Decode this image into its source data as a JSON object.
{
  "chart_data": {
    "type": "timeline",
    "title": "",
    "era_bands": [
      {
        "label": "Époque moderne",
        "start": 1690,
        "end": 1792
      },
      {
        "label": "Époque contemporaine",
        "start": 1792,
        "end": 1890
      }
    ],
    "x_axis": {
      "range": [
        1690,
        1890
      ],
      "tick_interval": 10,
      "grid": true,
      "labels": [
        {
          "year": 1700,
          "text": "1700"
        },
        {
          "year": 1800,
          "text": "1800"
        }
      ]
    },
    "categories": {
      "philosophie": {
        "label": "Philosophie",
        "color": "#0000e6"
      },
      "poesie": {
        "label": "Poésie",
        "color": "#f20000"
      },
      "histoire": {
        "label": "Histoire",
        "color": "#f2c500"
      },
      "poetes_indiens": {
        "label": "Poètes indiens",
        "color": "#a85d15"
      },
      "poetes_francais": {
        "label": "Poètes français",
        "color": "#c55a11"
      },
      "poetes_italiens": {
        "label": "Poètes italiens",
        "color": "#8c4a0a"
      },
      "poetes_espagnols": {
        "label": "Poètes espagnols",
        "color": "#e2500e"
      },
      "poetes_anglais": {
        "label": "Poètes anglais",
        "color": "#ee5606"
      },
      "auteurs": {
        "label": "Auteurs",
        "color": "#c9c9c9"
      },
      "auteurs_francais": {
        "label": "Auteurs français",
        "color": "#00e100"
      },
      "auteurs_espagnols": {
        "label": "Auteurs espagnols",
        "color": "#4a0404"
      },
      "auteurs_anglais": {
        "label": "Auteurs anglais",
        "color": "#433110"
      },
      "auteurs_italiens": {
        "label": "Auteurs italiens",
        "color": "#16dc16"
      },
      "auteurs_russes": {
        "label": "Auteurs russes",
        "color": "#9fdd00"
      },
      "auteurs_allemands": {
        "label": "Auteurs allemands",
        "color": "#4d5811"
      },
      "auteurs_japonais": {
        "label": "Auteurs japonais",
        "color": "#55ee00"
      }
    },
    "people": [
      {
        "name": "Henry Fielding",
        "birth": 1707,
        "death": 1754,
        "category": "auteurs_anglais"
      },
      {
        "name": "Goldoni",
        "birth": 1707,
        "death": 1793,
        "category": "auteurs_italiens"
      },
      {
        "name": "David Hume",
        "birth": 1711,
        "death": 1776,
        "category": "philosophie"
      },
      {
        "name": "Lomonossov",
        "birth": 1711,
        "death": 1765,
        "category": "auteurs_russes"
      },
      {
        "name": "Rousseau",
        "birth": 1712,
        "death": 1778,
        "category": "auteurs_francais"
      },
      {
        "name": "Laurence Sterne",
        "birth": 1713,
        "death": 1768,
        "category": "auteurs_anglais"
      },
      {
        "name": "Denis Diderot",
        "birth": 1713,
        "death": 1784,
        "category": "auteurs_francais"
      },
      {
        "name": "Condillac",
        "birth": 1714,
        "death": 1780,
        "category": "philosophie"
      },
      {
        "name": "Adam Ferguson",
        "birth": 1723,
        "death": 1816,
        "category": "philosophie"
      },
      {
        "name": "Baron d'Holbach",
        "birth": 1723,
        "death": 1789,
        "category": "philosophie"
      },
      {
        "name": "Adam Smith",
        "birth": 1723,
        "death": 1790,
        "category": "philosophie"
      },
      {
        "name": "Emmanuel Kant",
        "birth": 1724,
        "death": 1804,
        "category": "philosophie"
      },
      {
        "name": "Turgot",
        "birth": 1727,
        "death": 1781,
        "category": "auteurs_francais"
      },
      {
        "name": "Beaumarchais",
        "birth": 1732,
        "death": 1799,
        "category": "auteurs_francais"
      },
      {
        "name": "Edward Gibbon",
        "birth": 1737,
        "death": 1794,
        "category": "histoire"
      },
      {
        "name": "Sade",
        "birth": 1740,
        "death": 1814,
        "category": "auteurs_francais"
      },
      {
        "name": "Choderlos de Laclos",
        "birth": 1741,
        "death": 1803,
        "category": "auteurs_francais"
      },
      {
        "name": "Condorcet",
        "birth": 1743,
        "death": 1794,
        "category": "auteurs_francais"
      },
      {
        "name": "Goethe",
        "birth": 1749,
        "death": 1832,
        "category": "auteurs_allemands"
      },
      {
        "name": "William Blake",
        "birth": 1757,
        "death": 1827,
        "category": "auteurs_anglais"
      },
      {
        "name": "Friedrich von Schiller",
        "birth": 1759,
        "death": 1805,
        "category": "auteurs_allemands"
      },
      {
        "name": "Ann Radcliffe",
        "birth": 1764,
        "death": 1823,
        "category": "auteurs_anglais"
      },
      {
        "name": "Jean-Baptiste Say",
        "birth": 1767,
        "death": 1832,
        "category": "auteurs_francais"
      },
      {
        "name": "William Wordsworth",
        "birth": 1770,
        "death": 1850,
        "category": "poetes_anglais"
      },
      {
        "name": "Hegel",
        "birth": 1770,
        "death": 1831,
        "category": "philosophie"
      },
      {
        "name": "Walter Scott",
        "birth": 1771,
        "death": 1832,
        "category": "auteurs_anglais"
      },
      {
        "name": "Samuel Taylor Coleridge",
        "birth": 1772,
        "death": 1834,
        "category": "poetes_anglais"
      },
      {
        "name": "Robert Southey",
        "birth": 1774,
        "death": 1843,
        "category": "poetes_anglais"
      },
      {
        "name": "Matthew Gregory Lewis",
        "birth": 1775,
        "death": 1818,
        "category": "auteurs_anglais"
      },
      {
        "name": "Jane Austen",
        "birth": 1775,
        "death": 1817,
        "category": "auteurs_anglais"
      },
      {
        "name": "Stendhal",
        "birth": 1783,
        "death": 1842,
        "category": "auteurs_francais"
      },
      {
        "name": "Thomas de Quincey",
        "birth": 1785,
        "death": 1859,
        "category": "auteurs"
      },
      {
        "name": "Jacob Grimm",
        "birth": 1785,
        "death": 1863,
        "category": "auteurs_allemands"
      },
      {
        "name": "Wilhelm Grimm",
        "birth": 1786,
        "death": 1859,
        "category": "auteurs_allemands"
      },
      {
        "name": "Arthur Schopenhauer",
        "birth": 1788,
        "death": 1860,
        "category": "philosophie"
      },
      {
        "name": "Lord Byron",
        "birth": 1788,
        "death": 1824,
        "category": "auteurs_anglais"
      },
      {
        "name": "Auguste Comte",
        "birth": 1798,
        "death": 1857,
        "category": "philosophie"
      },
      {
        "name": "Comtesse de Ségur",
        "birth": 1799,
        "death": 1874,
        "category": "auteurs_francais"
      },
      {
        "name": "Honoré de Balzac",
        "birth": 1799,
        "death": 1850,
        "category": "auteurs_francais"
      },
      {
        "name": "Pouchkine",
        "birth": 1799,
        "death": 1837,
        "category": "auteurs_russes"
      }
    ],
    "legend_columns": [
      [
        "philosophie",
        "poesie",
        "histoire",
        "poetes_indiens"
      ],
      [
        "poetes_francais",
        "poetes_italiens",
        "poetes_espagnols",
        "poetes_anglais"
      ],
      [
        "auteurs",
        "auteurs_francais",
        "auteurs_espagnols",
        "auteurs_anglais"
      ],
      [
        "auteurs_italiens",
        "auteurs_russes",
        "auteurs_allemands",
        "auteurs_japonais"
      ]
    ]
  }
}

· · · · ·

List the lines that contain the word "français".

        "label": "Poètes français",
        "label": "Auteurs français",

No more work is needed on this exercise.